> **PROVIDED RECORDS**
%%
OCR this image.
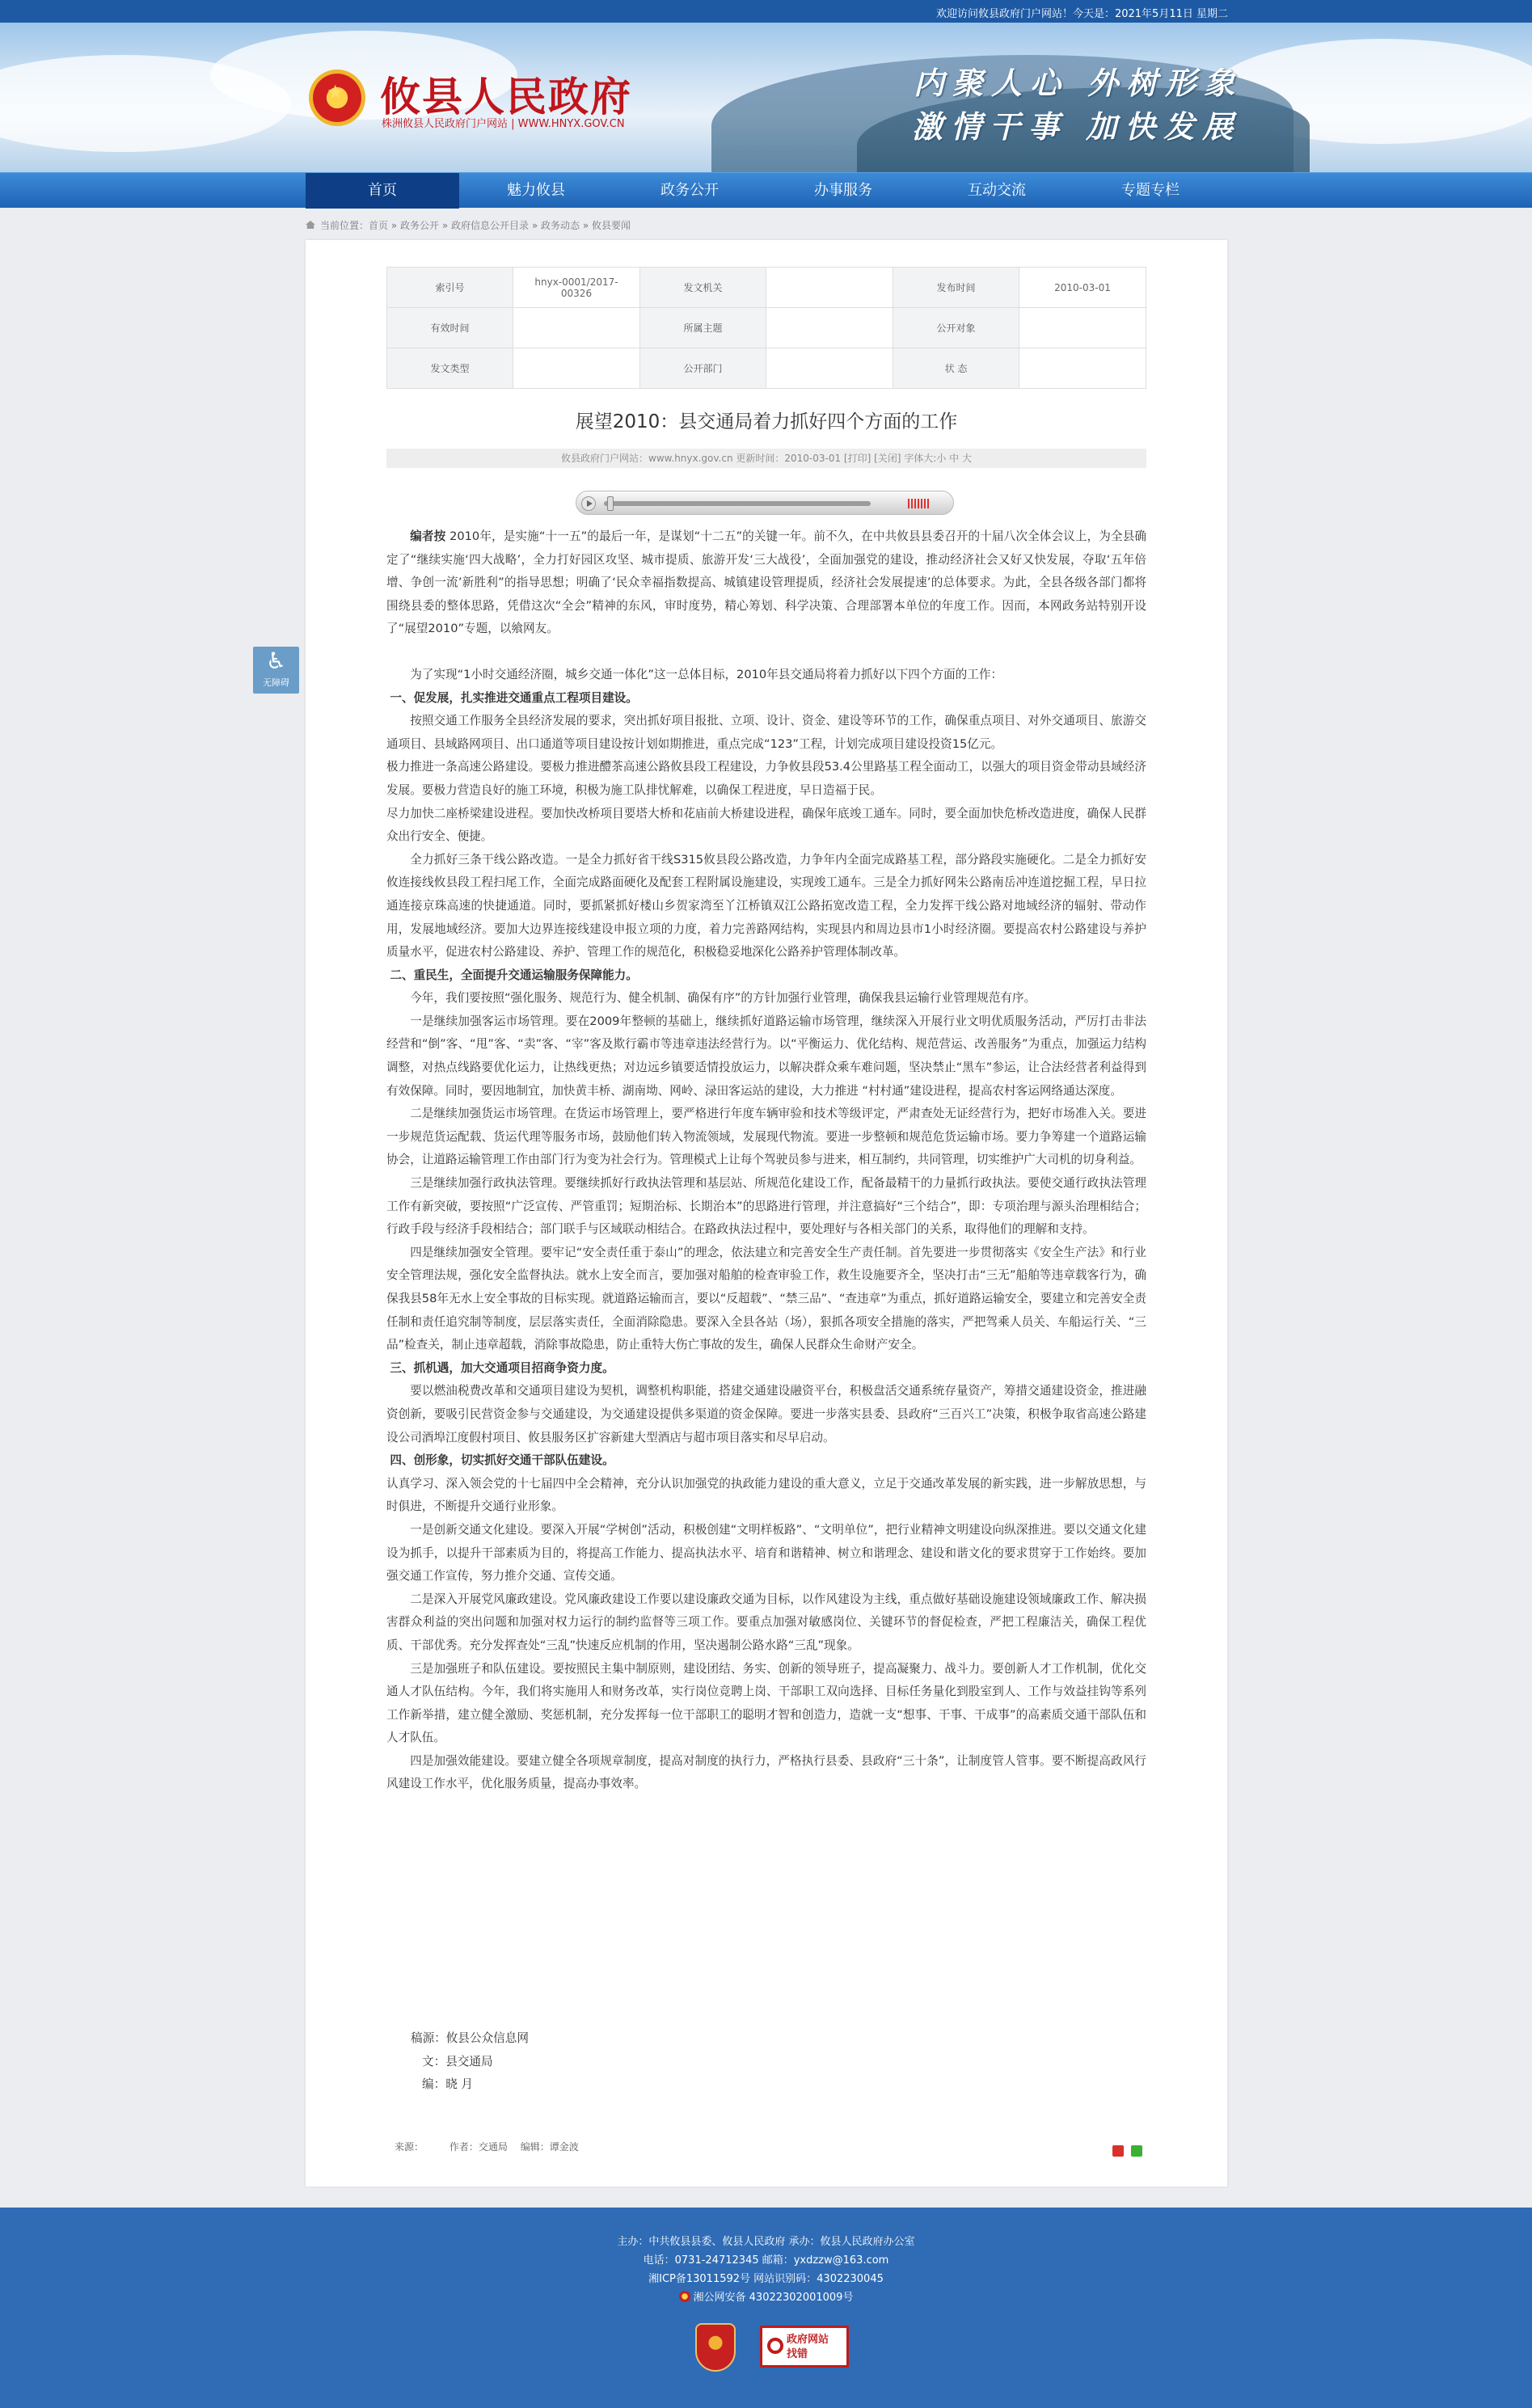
欢迎访问攸县政府门户网站！今天是：2021年5月11日 星期二
★ 攸县人民政府
株洲攸县人民政府门户网站 | WWW.HNYX.GOV.CN
内聚人心 外树形象
激情干事 加快发展
首页	魅力攸县	政务公开	办事服务	互动交流	专题专栏
当前位置：首页 » 政务公开 » 政府信息公开目录 » 政务动态 » 攸县要闻
♿
无障碍
索引号	hnyx-0001/2017-00326	发文机关		发布时间	2010-03-01
有效时间		所属主题		公开对象	
发文类型		公开部门		状 态	
展望2010：县交通局着力抓好四个方面的工作
攸县政府门户网站：www.hnyx.gov.cn 更新时间：2010-03-01 [打印] [关闭] 字体大:小 中 大

编者按 2010年，是实施“十一五”的最后一年，是谋划“十二五”的关键一年。前不久，在中共攸县县委召开的十届八次全体会议上，为全县确定了“继续实施‘四大战略’，全力打好园区攻坚、城市提质、旅游开发‘三大战役’，全面加强党的建设，推动经济社会又好又快发展，夺取‘五年倍增、争创一流’新胜利”的指导思想；明确了‘民众幸福指数提高、城镇建设管理提质，经济社会发展提速’的总体要求。为此，全县各级各部门都将围绕县委的整体思路，凭借这次“全会”精神的东风，审时度势，精心筹划、科学决策、合理部署本单位的年度工作。因而，本网政务站特别开设了“展望2010”专题，以飨网友。

为了实现“1小时交通经济圈，城乡交通一体化”这一总体目标，2010年县交通局将着力抓好以下四个方面的工作：

一、促发展，扎实推进交通重点工程项目建设。

按照交通工作服务全县经济发展的要求，突出抓好项目报批、立项、设计、资金、建设等环节的工作，确保重点项目、对外交通项目、旅游交通项目、县域路网项目、出口通道等项目建设按计划如期推进，重点完成“123”工程，计划完成项目建设投资15亿元。

极力推进一条高速公路建设。要极力推进醴茶高速公路攸县段工程建设，力争攸县段53.4公里路基工程全面动工，以强大的项目资金带动县域经济发展。要极力营造良好的施工环境，积极为施工队排忧解难，以确保工程进度，早日造福于民。

尽力加快二座桥梁建设进程。要加快改桥项目要塔大桥和花庙前大桥建设进程，确保年底竣工通车。同时，要全面加快危桥改造进度，确保人民群众出行安全、便捷。

全力抓好三条干线公路改造。一是全力抓好省干线S315攸县段公路改造，力争年内全面完成路基工程，部分路段实施硬化。二是全力抓好安攸连接线攸县段工程扫尾工作，全面完成路面硬化及配套工程附属设施建设，实现竣工通车。三是全力抓好网朱公路南岳冲连道挖掘工程，早日拉通连接京珠高速的快捷通道。同时，要抓紧抓好楼山乡贺家湾至丫江桥镇双江公路拓宽改造工程，全力发挥干线公路对地域经济的辐射、带动作用，发展地域经济。要加大边界连接线建设申报立项的力度，着力完善路网结构，实现县内和周边县市1小时经济圈。要提高农村公路建设与养护质量水平，促进农村公路建设、养护、管理工作的规范化，积极稳妥地深化公路养护管理体制改革。

二、重民生，全面提升交通运输服务保障能力。

今年，我们要按照“强化服务、规范行为、健全机制、确保有序”的方针加强行业管理，确保我县运输行业管理规范有序。

一是继续加强客运市场管理。要在2009年整顿的基础上，继续抓好道路运输市场管理，继续深入开展行业文明优质服务活动，严厉打击非法经营和“倒”客、“甩”客、“卖”客、“宰”客及欺行霸市等违章违法经营行为。以“平衡运力、优化结构、规范营运、改善服务”为重点，加强运力结构调整，对热点线路要优化运力，让热线更热；对边远乡镇要适情投放运力，以解决群众乘车难问题，坚决禁止“黑车”参运，让合法经营者利益得到有效保障。同时，要因地制宜，加快黄丰桥、湖南坳、网岭、渌田客运站的建设，大力推进 “村村通”建设进程，提高农村客运网络通达深度。

二是继续加强货运市场管理。在货运市场管理上，要严格进行年度车辆审验和技术等级评定，严肃查处无证经营行为，把好市场准入关。要进一步规范货运配载、货运代理等服务市场，鼓励他们转入物流领域，发展现代物流。要进一步整顿和规范危货运输市场。要力争筹建一个道路运输协会，让道路运输管理工作由部门行为变为社会行为。管理模式上让每个驾驶员参与进来，相互制约，共同管理，切实维护广大司机的切身利益。

三是继续加强行政执法管理。要继续抓好行政执法管理和基层站、所规范化建设工作，配备最精干的力量抓行政执法。要使交通行政执法管理工作有新突破，要按照“广泛宣传、严管重罚；短期治标、长期治本”的思路进行管理，并注意搞好“三个结合”，即：专项治理与源头治理相结合；行政手段与经济手段相结合；部门联手与区域联动相结合。在路政执法过程中，要处理好与各相关部门的关系，取得他们的理解和支持。

四是继续加强安全管理。要牢记“安全责任重于泰山”的理念，依法建立和完善安全生产责任制。首先要进一步贯彻落实《安全生产法》和行业安全管理法规，强化安全监督执法。就水上安全而言，要加强对船舶的检查审验工作，救生设施要齐全，坚决打击“三无”船舶等违章载客行为，确保我县58年无水上安全事故的目标实现。就道路运输而言，要以“反超载”、“禁三品”、“查违章”为重点，抓好道路运输安全，要建立和完善安全责任制和责任追究制等制度，层层落实责任，全面消除隐患。要深入全县各站（场），狠抓各项安全措施的落实，严把驾乘人员关、车船运行关、“三品”检查关，制止违章超载，消除事故隐患，防止重特大伤亡事故的发生，确保人民群众生命财产安全。

三、抓机遇，加大交通项目招商争资力度。

要以燃油税费改革和交通项目建设为契机，调整机构职能，搭建交通建设融资平台，积极盘活交通系统存量资产，筹措交通建设资金，推进融资创新，要吸引民营资金参与交通建设，为交通建设提供多渠道的资金保障。要进一步落实县委、县政府“三百兴工”决策，积极争取省高速公路建设公司酒埠江度假村项目、攸县服务区扩容新建大型酒店与超市项目落实和尽早启动。

四、创形象，切实抓好交通干部队伍建设。

认真学习、深入领会党的十七届四中全会精神，充分认识加强党的执政能力建设的重大意义，立足于交通改革发展的新实践，进一步解放思想，与时俱进，不断提升交通行业形象。

一是创新交通文化建设。要深入开展“学树创”活动，积极创建“文明样板路”、“文明单位”，把行业精神文明建设向纵深推进。要以交通文化建设为抓手，以提升干部素质为目的，将提高工作能力、提高执法水平、培育和谐精神、树立和谐理念、建设和谐文化的要求贯穿于工作始终。要加强交通工作宣传，努力推介交通、宣传交通。

二是深入开展党风廉政建设。党风廉政建设工作要以建设廉政交通为目标，以作风建设为主线，重点做好基础设施建设领域廉政工作、解决损害群众利益的突出问题和加强对权力运行的制约监督等三项工作。要重点加强对敏感岗位、关键环节的督促检查，严把工程廉洁关，确保工程优质、干部优秀。充分发挥查处“三乱”快速反应机制的作用，坚决遏制公路水路“三乱”现象。

三是加强班子和队伍建设。要按照民主集中制原则，建设团结、务实、创新的领导班子，提高凝聚力、战斗力。要创新人才工作机制，优化交通人才队伍结构。今年，我们将实施用人和财务改革，实行岗位竞聘上岗、干部职工双向选择、目标任务量化到股室到人、工作与效益挂钩等系列工作新举措，建立健全激励、奖惩机制，充分发挥每一位干部职工的聪明才智和创造力，造就一支“想事、干事、干成事”的高素质交通干部队伍和人才队伍。

四是加强效能建设。要建立健全各项规章制度，提高对制度的执行力，严格执行县委、县政府“三十条”，让制度管人管事。要不断提高政风行风建设工作水平，优化服务质量，提高办事效率。

稿源：攸县公众信息网
文：县交通局
编：晓 月
来源：	作者：交通局 编辑：谭金波

主办：中共攸县县委、攸县人民政府 承办：攸县人民政府办公室
电话：0731-24712345 邮箱：yxdzzw@163.com
湘ICP备13011592号 网站识别码：4302230045
湘公网安备 43022302001009号
政府网站
找错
%%
> **OBJECTIVE**
Return a copy of every line that includes the word "政务公开".

> **TASK ANSWER**
首页	魅力攸县	政务公开	办事服务	互动交流	专题专栏
当前位置：首页 » 政务公开 » 政府信息公开目录 » 政务动态 » 攸县要闻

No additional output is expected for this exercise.